TASK BRIEF. Continue the comparison of the two Thrift C++ servers, starting right after its last sentence.

SOURCE EXTRACT.
________________________

TThreadedServer vs. TNonblockingServer

原文转载于:https://github.com/

TThreadedServer vs. TNonblockingServer

Introduction

Which Thrift RPC server should MapKeeper use, TThreadedServer or TNonblockingServer? This benchmark compares 2 Thrift C++ RPC servers using StubServer. The focus of this benchmark is to test these 2 servers on a multi-core servers with a limited number (<1000) of concurrent client connections.

TThreadedServer

TThreadedServer spawns a new thread for each client connection, and each thread remains alive until the client connection is closed. This means that if there are 1000 concurrent client connections, TThreadedServer needs to run 1000 threads simultaneously.

TNonblockingServer

TNonblockingServer has one thread dedicated for network I/O. The same thread can also process requests, or you can create a separate pool of worker threads for request processing. The server can handle many concurrent connections with a small number of threads since it doesn’t need to spawn a new thread for each connection.

________________________

DATA SECTION.
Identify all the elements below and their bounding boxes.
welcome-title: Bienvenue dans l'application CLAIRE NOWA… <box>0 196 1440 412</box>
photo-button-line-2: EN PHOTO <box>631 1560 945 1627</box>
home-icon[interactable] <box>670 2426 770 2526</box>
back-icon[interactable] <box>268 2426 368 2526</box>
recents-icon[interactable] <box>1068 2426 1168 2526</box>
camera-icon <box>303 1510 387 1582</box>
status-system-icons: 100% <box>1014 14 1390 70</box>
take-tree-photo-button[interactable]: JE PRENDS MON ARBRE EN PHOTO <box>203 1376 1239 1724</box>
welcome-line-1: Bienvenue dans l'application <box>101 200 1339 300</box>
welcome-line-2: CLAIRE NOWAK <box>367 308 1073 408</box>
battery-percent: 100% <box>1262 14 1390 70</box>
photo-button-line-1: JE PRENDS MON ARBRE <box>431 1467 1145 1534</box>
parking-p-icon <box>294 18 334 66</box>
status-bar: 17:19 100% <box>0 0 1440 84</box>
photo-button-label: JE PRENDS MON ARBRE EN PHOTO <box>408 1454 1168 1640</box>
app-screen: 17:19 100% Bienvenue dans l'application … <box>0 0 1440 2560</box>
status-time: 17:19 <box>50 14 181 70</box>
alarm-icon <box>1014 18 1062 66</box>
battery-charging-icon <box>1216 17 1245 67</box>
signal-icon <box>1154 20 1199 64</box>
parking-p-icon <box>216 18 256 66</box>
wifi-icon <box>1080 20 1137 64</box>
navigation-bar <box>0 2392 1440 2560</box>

________________________

RESPONSE TO THE TASK.
TThreadPoolServer (not benchmarked here)

TThreadPoolServer is similar to TThreadedServer; each client connection gets its own dedicated server thread. It’s different from TThreadedServer in 2 ways:

  1. Server thread goes back to the thread pool after client closes the connection for reuse.
  2. There is a limit on the number of threads. The thread pool won’t grow beyond the limit.

Client hangs if there is no more thread available in the thread pool. It’s much more difficult to use compared to the other 2 servers.

Configurations

Hardware

  • 2 x Xeon E5620 2.40GHz (HT enabled, 8 cores, 16 threads)

Operating System

  • RHEL Server 5.4, Linux 2.6.18-164.2.1.el5 x86_64, 64-bit

Software

  • Thrift 0.6.1
  • TNonblockingServer thread pool size: 32 threads
  • Client and server run on the same box.

YCSB Workload

  • Number of client threads: 300
  • Number of requests: 10 million
  • Request size: ~60 bytes
  • Response size: ~30 bytes

Results

In this benchmark, TThreadedServer performs much better than TNonblockingServer. CPU is maxed out with TThreadedServer, while TNonblockingServer only uses about 20% of CPU time. I’m guessing it’s because the I/O thread is being the bottleneck and worker threads are not getting enough things to do .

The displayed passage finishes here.